**Problem details**
Write out all the material exactly. Leave nothing out.

* start *

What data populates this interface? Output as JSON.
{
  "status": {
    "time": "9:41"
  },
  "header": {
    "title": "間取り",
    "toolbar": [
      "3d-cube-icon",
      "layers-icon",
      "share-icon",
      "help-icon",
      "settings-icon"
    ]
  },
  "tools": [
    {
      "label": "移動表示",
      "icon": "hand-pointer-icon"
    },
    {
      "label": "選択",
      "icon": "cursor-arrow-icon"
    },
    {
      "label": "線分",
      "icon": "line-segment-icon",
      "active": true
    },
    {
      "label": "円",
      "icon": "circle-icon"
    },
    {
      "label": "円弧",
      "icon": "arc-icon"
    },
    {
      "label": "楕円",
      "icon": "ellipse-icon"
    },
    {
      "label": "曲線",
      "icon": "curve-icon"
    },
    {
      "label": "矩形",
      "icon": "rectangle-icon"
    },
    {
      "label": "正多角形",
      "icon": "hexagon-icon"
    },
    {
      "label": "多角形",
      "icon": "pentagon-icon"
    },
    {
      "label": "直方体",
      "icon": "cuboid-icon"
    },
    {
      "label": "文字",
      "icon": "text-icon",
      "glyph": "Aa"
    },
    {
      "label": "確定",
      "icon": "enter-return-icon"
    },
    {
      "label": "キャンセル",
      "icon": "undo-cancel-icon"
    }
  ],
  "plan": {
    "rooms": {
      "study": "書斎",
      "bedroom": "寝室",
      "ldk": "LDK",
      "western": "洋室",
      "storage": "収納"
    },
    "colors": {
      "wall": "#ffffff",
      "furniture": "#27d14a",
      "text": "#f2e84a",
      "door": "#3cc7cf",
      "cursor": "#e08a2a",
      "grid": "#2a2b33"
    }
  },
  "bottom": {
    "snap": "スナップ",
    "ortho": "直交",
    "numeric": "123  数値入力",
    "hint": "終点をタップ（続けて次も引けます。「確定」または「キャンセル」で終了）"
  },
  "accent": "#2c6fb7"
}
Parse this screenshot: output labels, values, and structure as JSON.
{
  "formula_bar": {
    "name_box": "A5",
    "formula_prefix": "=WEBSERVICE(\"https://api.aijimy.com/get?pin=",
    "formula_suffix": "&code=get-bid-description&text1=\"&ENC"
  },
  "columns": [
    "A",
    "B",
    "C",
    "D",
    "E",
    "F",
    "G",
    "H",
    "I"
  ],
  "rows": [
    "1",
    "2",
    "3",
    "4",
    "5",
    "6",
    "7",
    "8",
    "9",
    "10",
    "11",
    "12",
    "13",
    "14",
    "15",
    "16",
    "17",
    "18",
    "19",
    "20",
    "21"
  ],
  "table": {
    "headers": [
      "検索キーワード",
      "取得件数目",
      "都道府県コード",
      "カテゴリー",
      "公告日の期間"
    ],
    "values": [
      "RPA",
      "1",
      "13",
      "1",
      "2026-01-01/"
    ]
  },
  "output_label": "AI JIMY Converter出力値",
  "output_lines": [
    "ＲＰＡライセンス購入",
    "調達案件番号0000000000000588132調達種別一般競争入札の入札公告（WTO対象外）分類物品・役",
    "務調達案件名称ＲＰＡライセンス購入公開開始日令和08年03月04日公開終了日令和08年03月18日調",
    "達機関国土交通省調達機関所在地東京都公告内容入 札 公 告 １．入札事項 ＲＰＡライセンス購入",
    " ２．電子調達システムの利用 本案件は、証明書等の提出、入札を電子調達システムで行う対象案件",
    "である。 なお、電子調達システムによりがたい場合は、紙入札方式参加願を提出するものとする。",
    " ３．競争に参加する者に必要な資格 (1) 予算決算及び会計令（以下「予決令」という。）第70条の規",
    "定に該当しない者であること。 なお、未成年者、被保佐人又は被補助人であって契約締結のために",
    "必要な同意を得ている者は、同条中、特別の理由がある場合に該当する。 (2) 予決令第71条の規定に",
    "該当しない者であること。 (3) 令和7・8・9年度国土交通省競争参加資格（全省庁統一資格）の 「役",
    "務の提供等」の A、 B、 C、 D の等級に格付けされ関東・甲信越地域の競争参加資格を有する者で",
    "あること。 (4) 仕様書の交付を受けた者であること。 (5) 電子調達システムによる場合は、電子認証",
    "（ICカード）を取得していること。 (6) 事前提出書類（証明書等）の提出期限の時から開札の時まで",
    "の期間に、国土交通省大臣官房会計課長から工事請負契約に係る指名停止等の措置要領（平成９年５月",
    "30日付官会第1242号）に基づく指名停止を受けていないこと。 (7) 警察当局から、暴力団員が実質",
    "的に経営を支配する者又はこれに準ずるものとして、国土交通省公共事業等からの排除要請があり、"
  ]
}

* end *

**In response**
What data populates this interface? Output as JSON.
{
  "status": {
    "time": "9:41"
  },
  "header": {
    "title": "間取り",
    "toolbar": [
      "3d-cube-icon",
      "layers-icon",
      "share-icon",
      "help-icon",
      "settings-icon"
    ]
  },
  "tools": [
    {
      "label": "移動表示",
      "icon": "hand-pointer-icon"
    },
    {
      "label": "選択",
      "icon": "cursor-arrow-icon"
    },
    {
      "label": "線分",
      "icon": "line-segment-icon",
      "active": true
    },
    {
      "label": "円",
      "icon": "circle-icon"
    },
    {
      "label": "円弧",
      "icon": "arc-icon"
    },
    {
      "label": "楕円",
      "icon": "ellipse-icon"
    },
    {
      "label": "曲線",
      "icon": "curve-icon"
    },
    {
      "label": "矩形",
      "icon": "rectangle-icon"
    },
    {
      "label": "正多角形",
      "icon": "hexagon-icon"
    },
    {
      "label": "多角形",
      "icon": "pentagon-icon"
    },
    {
      "label": "直方体",
      "icon": "cuboid-icon"
    },
    {
      "label": "文字",
      "icon": "text-icon",
      "glyph": "Aa"
    },
    {
      "label": "確定",
      "icon": "enter-return-icon"
    },
    {
      "label": "キャンセル",
      "icon": "undo-cancel-icon"
    }
  ],
  "plan": {
    "rooms": {
      "study": "書斎",
      "bedroom": "寝室",
      "ldk": "LDK",
      "western": "洋室",
      "storage": "収納"
    },
    "colors": {
      "wall": "#ffffff",
      "furniture": "#27d14a",
      "text": "#f2e84a",
      "door": "#3cc7cf",
      "cursor": "#e08a2a",
      "grid": "#2a2b33"
    }
  },
  "bottom": {
    "snap": "スナップ",
    "ortho": "直交",
    "numeric": "123  数値入力",
    "hint": "終点をタップ（続けて次も引けます。「確定」または「キャンセル」で終了）"
  },
  "accent": "#2c6fb7"
}
Parse this screenshot: output labels, values, and structure as JSON.
{
  "formula_bar": {
    "name_box": "A5",
    "formula_prefix": "=WEBSERVICE(\"https://api.aijimy.com/get?pin=",
    "formula_suffix": "&code=get-bid-description&text1=\"&ENC"
  },
  "columns": [
    "A",
    "B",
    "C",
    "D",
    "E",
    "F",
    "G",
    "H",
    "I"
  ],
  "rows": [
    "1",
    "2",
    "3",
    "4",
    "5",
    "6",
    "7",
    "8",
    "9",
    "10",
    "11",
    "12",
    "13",
    "14",
    "15",
    "16",
    "17",
    "18",
    "19",
    "20",
    "21"
  ],
  "table": {
    "headers": [
      "検索キーワード",
      "取得件数目",
      "都道府県コード",
      "カテゴリー",
      "公告日の期間"
    ],
    "values": [
      "RPA",
      "1",
      "13",
      "1",
      "2026-01-01/"
    ]
  },
  "output_label": "AI JIMY Converter出力値",
  "output_lines": [
    "ＲＰＡライセンス購入",
    "調達案件番号0000000000000588132調達種別一般競争入札の入札公告（WTO対象外）分類物品・役",
    "務調達案件名称ＲＰＡライセンス購入公開開始日令和08年03月04日公開終了日令和08年03月18日調",
    "達機関国土交通省調達機関所在地東京都公告内容入 札 公 告 １．入札事項 ＲＰＡライセンス購入",
    " ２．電子調達システムの利用 本案件は、証明書等の提出、入札を電子調達システムで行う対象案件",
    "である。 なお、電子調達システムによりがたい場合は、紙入札方式参加願を提出するものとする。",
    " ３．競争に参加する者に必要な資格 (1) 予算決算及び会計令（以下「予決令」という。）第70条の規",
    "定に該当しない者であること。 なお、未成年者、被保佐人又は被補助人であって契約締結のために",
    "必要な同意を得ている者は、同条中、特別の理由がある場合に該当する。 (2) 予決令第71条の規定に",
    "該当しない者であること。 (3) 令和7・8・9年度国土交通省競争参加資格（全省庁統一資格）の 「役",
    "務の提供等」の A、 B、 C、 D の等級に格付けされ関東・甲信越地域の競争参加資格を有する者で",
    "あること。 (4) 仕様書の交付を受けた者であること。 (5) 電子調達システムによる場合は、電子認証",
    "（ICカード）を取得していること。 (6) 事前提出書類（証明書等）の提出期限の時から開札の時まで",
    "の期間に、国土交通省大臣官房会計課長から工事請負契約に係る指名停止等の措置要領（平成９年５月",
    "30日付官会第1242号）に基づく指名停止を受けていないこと。 (7) 警察当局から、暴力団員が実質",
    "的に経営を支配する者又はこれに準ずるものとして、国土交通省公共事業等からの排除要請があり、"
  ]
}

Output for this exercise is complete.